----- Records for this task
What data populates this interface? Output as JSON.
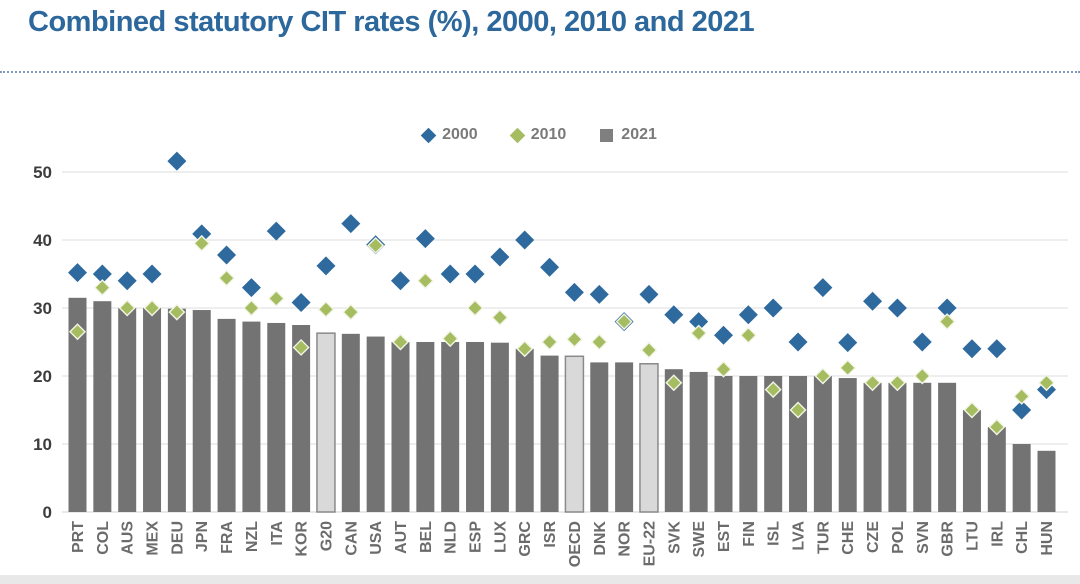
{
  "title": "Combined statutory CIT rates (%), 2000, 2010 and 2021",
  "legend": {
    "items": [
      {
        "label": "2000",
        "marker": "diamond",
        "color": "#2e6a9e"
      },
      {
        "label": "2010",
        "marker": "diamond",
        "color": "#a5bd60"
      },
      {
        "label": "2021",
        "marker": "square",
        "color": "#7f7f7f"
      }
    ]
  },
  "colors": {
    "title_blue": "#2d689c",
    "divider_blue": "#7e97c3",
    "bar_gray": "#737373",
    "aggregate_bar_fill": "#d9d9d9",
    "aggregate_bar_border": "#8a8a8a",
    "diamond_2000_blue": "#2e6a9e",
    "diamond_2010_green": "#a5bd60",
    "gridline": "#e4e4e4",
    "axis_label_gray": "#3d3d3d",
    "tick_label_gray": "#6b6b6b",
    "bottom_strip": "#e8e8e8"
  },
  "chart_data": {
    "type": "bar",
    "title": "Combined statutory CIT rates (%), 2000, 2010 and 2021",
    "xlabel": "",
    "ylabel": "",
    "ylim": [
      0,
      50
    ],
    "yticks": [
      0,
      10,
      20,
      30,
      40,
      50
    ],
    "grid": true,
    "legend_position": "top-center",
    "categories": [
      "PRT",
      "COL",
      "AUS",
      "MEX",
      "DEU",
      "JPN",
      "FRA",
      "NZL",
      "ITA",
      "KOR",
      "G20",
      "CAN",
      "USA",
      "AUT",
      "BEL",
      "NLD",
      "ESP",
      "LUX",
      "GRC",
      "ISR",
      "OECD",
      "DNK",
      "NOR",
      "EU-22",
      "SVK",
      "SWE",
      "EST",
      "FIN",
      "ISL",
      "LVA",
      "TUR",
      "CHE",
      "CZE",
      "POL",
      "SVN",
      "GBR",
      "LTU",
      "IRL",
      "CHL",
      "HUN"
    ],
    "aggregate_categories": [
      "G20",
      "OECD",
      "EU-22"
    ],
    "series": [
      {
        "name": "2000",
        "style": "diamond",
        "color": "#2e6a9e",
        "values": [
          35.2,
          35,
          34,
          35,
          51.6,
          40.9,
          37.8,
          33,
          41.3,
          30.8,
          36.2,
          42.4,
          39.3,
          34,
          40.2,
          35,
          35,
          37.5,
          40,
          36,
          32.3,
          32,
          28,
          32,
          29,
          28,
          26,
          29,
          30,
          25,
          33,
          24.9,
          31,
          30,
          25,
          30,
          24,
          24,
          15,
          18
        ]
      },
      {
        "name": "2010",
        "style": "diamond",
        "color": "#a5bd60",
        "values": [
          26.5,
          33,
          30,
          30,
          29.4,
          39.5,
          34.4,
          30,
          31.4,
          24.2,
          29.8,
          29.4,
          39.2,
          25,
          34,
          25.5,
          30,
          28.6,
          24,
          25,
          25.4,
          25,
          28,
          23.8,
          19,
          26.3,
          21,
          26,
          18,
          15,
          20,
          21.2,
          19,
          19,
          20,
          28,
          15,
          12.5,
          17,
          19
        ]
      },
      {
        "name": "2021",
        "style": "bar",
        "color": "#737373",
        "values": [
          31.5,
          31,
          30,
          30,
          29.9,
          29.7,
          28.4,
          28,
          27.8,
          27.5,
          26.3,
          26.2,
          25.8,
          25,
          25,
          25,
          25,
          24.9,
          24,
          23,
          22.9,
          22,
          22,
          21.8,
          21,
          20.6,
          20,
          20,
          20,
          20,
          20,
          19.7,
          19,
          19,
          19,
          19,
          15,
          12.5,
          10,
          9
        ]
      }
    ]
  }
}
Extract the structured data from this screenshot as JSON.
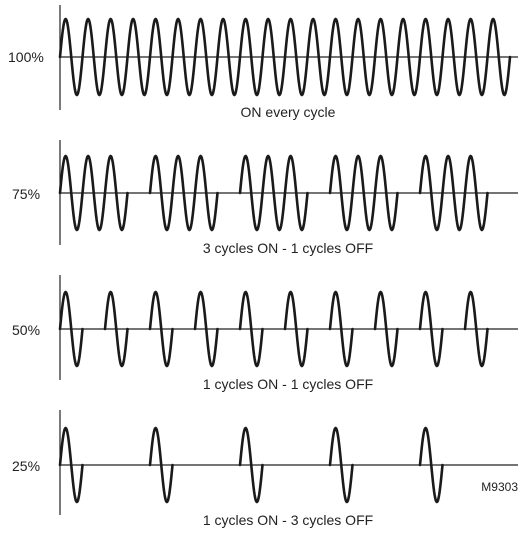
{
  "figure": {
    "reference_code": "M9303",
    "line_color": "#222222",
    "wave_color": "#1a1a1a",
    "rows": [
      {
        "level_label": "100%",
        "caption": "ON every cycle",
        "cycles_on": 1,
        "cycles_off": 0,
        "total_cycles": 20
      },
      {
        "level_label": "75%",
        "caption": "3 cycles ON - 1 cycles OFF",
        "cycles_on": 3,
        "cycles_off": 1,
        "total_cycles": 20
      },
      {
        "level_label": "50%",
        "caption": "1 cycles ON - 1 cycles OFF",
        "cycles_on": 1,
        "cycles_off": 1,
        "total_cycles": 20
      },
      {
        "level_label": "25%",
        "caption": "1 cycles ON - 3 cycles OFF",
        "cycles_on": 1,
        "cycles_off": 3,
        "total_cycles": 20
      }
    ]
  }
}
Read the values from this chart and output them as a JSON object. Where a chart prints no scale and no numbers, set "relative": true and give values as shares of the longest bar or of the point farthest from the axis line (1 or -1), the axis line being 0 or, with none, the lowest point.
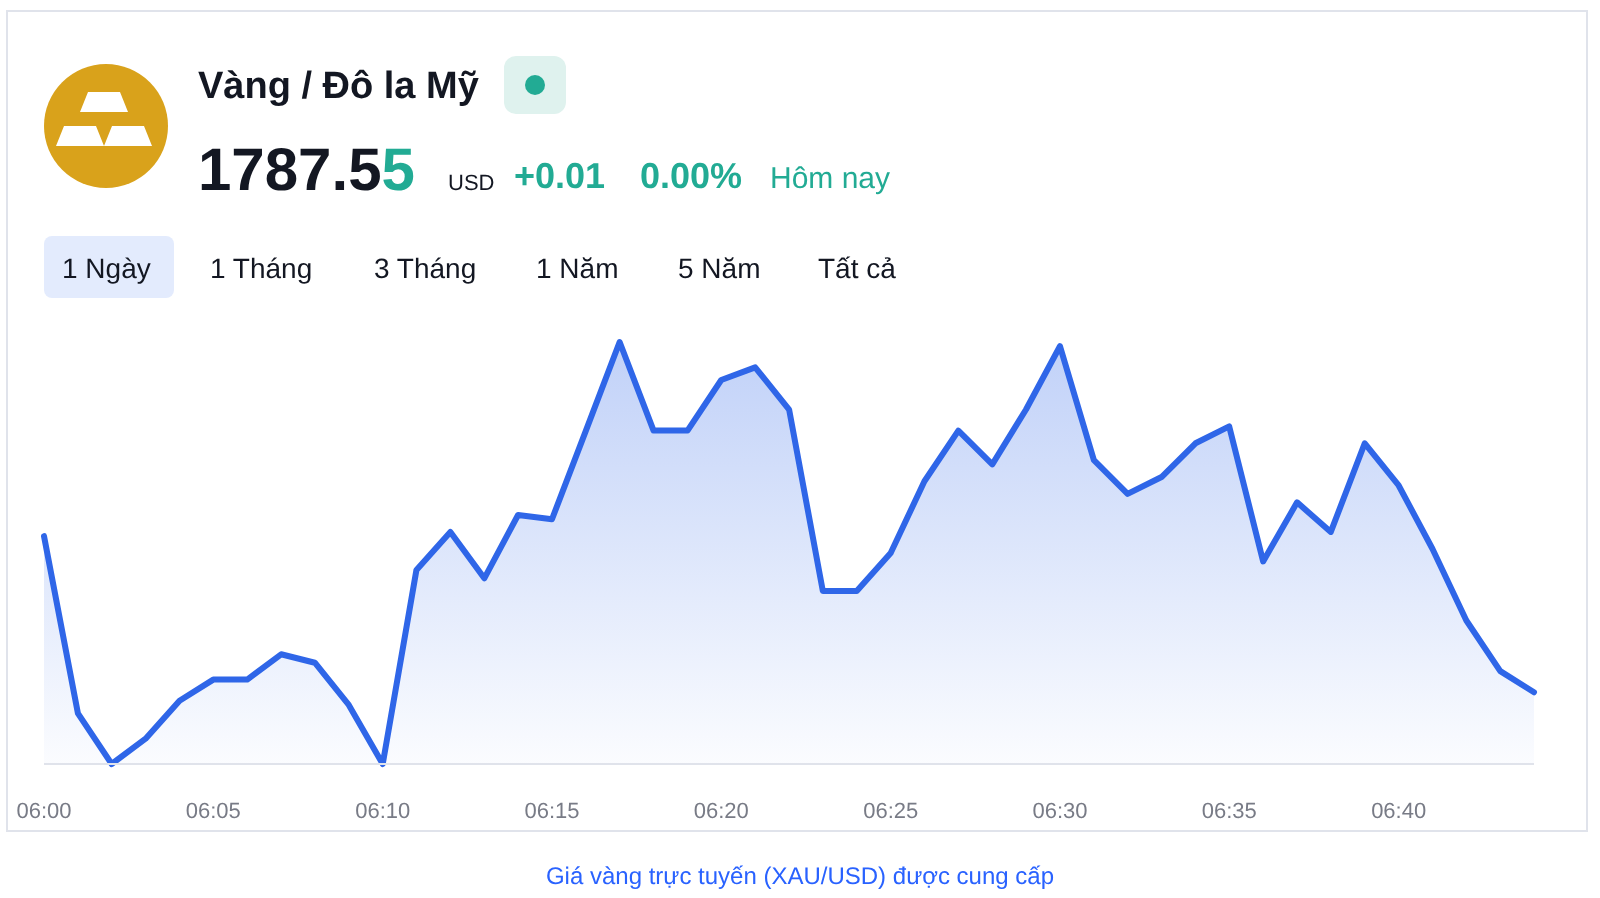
----------
The request - Take every line from the data above that holds "statutory" and copy it out.

Solution for this problem -
  "title": "Combined statutory CIT rates (%), 2000, 2010 and 2021",
    "title": "Combined statutory CIT rates (%), 2000, 2010 and 2021",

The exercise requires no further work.